Working data:
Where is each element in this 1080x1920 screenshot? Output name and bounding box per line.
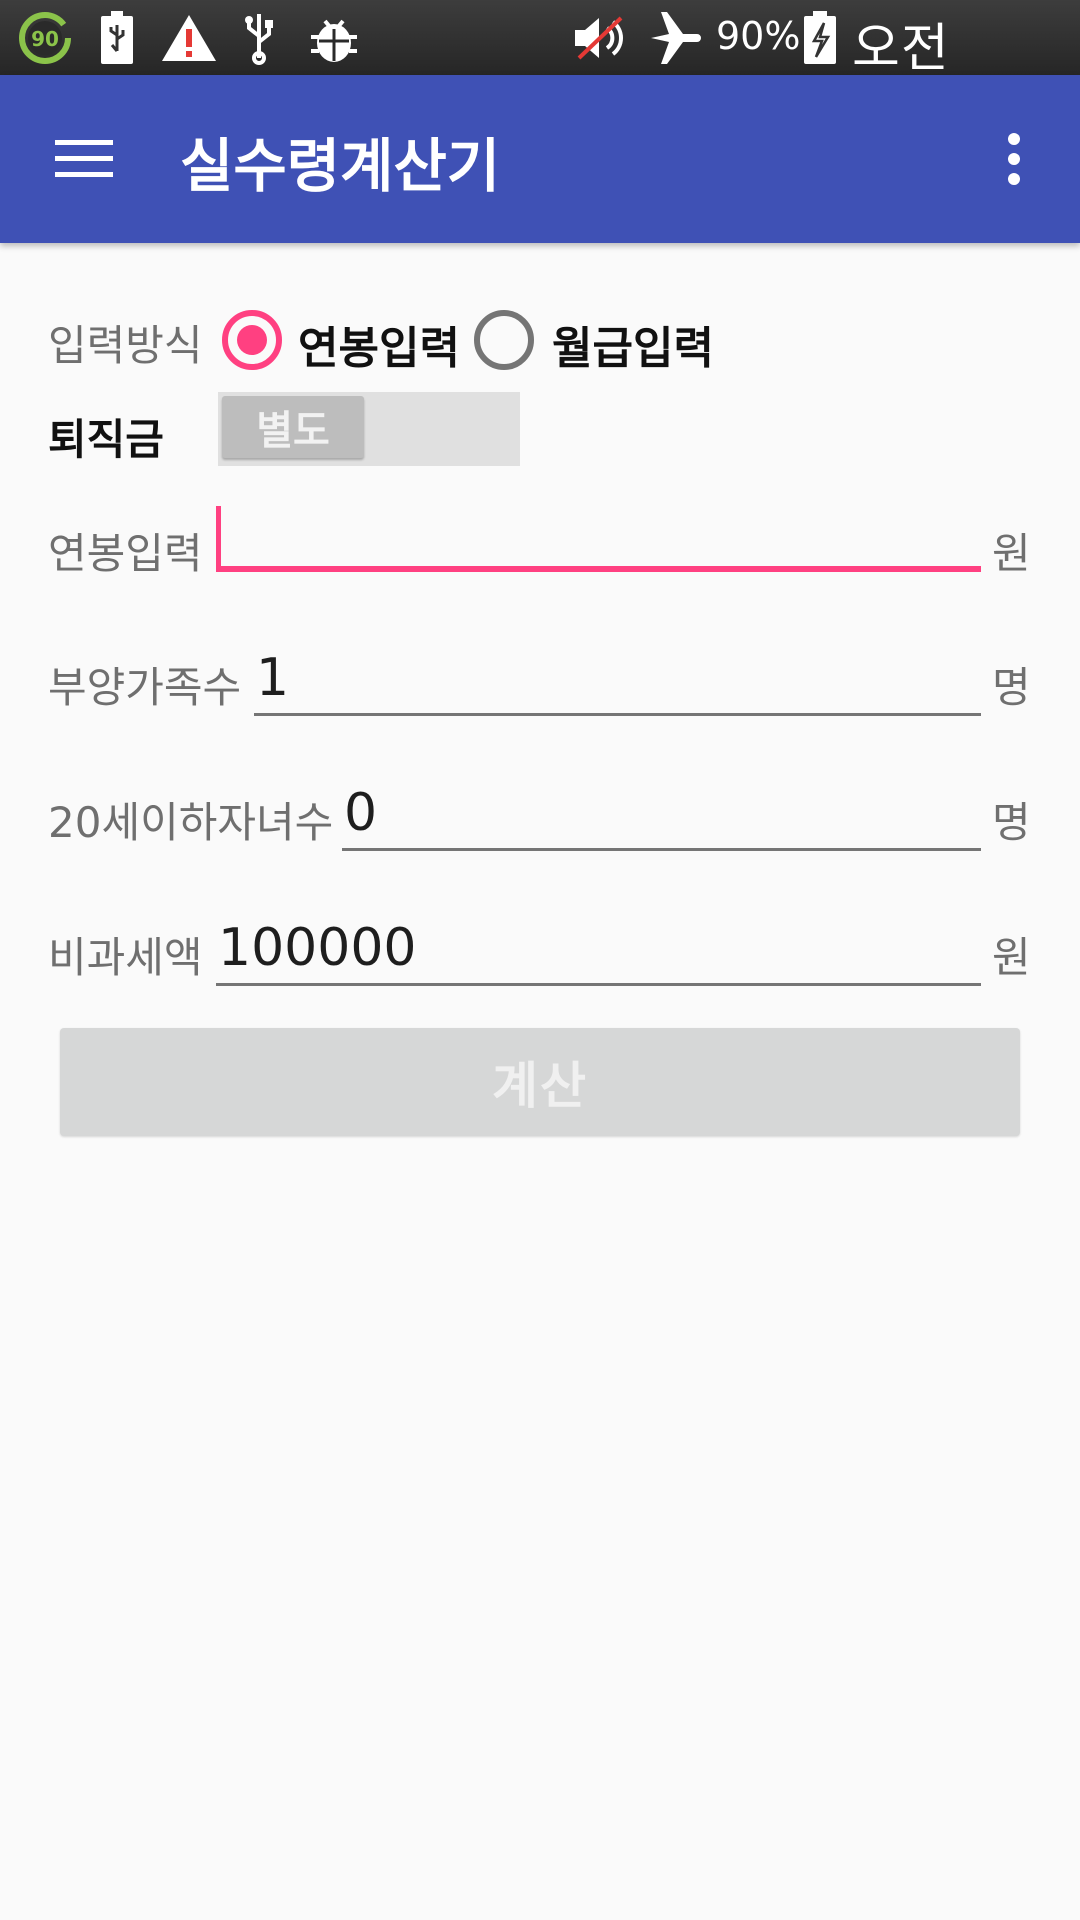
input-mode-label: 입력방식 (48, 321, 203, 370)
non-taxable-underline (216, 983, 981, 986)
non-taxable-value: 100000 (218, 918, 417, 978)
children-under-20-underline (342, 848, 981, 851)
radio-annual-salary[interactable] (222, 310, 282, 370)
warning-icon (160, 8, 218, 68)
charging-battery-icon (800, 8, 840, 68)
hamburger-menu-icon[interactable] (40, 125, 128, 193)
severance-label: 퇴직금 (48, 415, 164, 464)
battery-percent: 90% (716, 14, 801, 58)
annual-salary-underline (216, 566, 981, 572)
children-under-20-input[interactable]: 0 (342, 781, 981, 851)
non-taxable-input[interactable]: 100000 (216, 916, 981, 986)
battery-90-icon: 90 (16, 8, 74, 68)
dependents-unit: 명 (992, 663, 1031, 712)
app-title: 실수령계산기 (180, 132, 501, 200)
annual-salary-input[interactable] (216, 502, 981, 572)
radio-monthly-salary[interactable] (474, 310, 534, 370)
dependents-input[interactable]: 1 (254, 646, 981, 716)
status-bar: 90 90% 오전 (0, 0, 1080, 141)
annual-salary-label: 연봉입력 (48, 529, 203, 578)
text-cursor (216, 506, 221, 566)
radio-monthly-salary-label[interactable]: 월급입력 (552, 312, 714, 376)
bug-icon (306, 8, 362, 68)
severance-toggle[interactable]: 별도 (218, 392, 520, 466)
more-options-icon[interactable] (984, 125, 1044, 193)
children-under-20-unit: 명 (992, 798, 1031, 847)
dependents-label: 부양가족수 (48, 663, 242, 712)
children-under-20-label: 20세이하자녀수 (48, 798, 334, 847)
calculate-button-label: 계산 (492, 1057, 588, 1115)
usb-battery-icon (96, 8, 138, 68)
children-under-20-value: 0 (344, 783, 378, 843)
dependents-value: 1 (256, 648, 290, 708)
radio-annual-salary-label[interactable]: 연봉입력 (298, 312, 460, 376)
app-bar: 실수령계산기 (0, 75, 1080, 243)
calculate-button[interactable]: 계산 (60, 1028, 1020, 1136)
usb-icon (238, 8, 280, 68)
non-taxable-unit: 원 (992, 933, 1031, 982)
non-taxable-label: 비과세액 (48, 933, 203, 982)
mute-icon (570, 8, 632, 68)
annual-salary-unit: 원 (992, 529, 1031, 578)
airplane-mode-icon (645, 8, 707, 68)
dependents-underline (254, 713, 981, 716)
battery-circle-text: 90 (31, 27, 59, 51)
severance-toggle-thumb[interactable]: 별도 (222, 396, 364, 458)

Task prompt: Convert every line of the records above into a numbered list, skipping any blank lines and leaving the pictures out.

Response to this exercise:
1. Where is each element in this 1080x1920 screenshot? Output name and bounding box per line.
2. input-mode-label: 입력방식 (48, 321, 203, 370)
3. non-taxable-underline (216, 983, 981, 986)
4. non-taxable-value: 100000 (218, 918, 417, 978)
5. children-under-20-underline (342, 848, 981, 851)
6. radio-annual-salary[interactable] (222, 310, 282, 370)
7. warning-icon (160, 8, 218, 68)
8. charging-battery-icon (800, 8, 840, 68)
9. hamburger-menu-icon[interactable] (40, 125, 128, 193)
10. severance-label: 퇴직금 (48, 415, 164, 464)
11. battery-percent: 90% (716, 14, 801, 58)
12. annual-salary-underline (216, 566, 981, 572)
13. children-under-20-input[interactable]: 0 (342, 781, 981, 851)
14. non-taxable-input[interactable]: 100000 (216, 916, 981, 986)
15. battery-90-icon: 90 (16, 8, 74, 68)
16. dependents-unit: 명 (992, 663, 1031, 712)
17. app-title: 실수령계산기 (180, 132, 501, 200)
18. annual-salary-input[interactable] (216, 502, 981, 572)
19. radio-monthly-salary[interactable] (474, 310, 534, 370)
20. dependents-input[interactable]: 1 (254, 646, 981, 716)
21. status-bar: 90 90% 오전 (0, 0, 1080, 141)
22. annual-salary-label: 연봉입력 (48, 529, 203, 578)
23. text-cursor (216, 506, 221, 566)
24. radio-monthly-salary-label[interactable]: 월급입력 (552, 312, 714, 376)
25. bug-icon (306, 8, 362, 68)
26. severance-toggle[interactable]: 별도 (218, 392, 520, 466)
27. more-options-icon[interactable] (984, 125, 1044, 193)
28. children-under-20-unit: 명 (992, 798, 1031, 847)
29. dependents-label: 부양가족수 (48, 663, 242, 712)
30. children-under-20-label: 20세이하자녀수 (48, 798, 334, 847)
31. calculate-button-label: 계산 (492, 1057, 588, 1115)
32. usb-battery-icon (96, 8, 138, 68)
33. children-under-20-value: 0 (344, 783, 378, 843)
34. dependents-value: 1 (256, 648, 290, 708)
35. radio-annual-salary-label[interactable]: 연봉입력 (298, 312, 460, 376)
36. app-bar: 실수령계산기 (0, 75, 1080, 243)
37. calculate-button[interactable]: 계산 (60, 1028, 1020, 1136)
38. usb-icon (238, 8, 280, 68)
39. non-taxable-unit: 원 (992, 933, 1031, 982)
40. non-taxable-label: 비과세액 (48, 933, 203, 982)
41. mute-icon (570, 8, 632, 68)
42. annual-salary-unit: 원 (992, 529, 1031, 578)
43. airplane-mode-icon (645, 8, 707, 68)
44. dependents-underline (254, 713, 981, 716)
45. battery-circle-text: 90 (31, 27, 59, 51)
46. severance-toggle-thumb[interactable]: 별도 (222, 396, 364, 458)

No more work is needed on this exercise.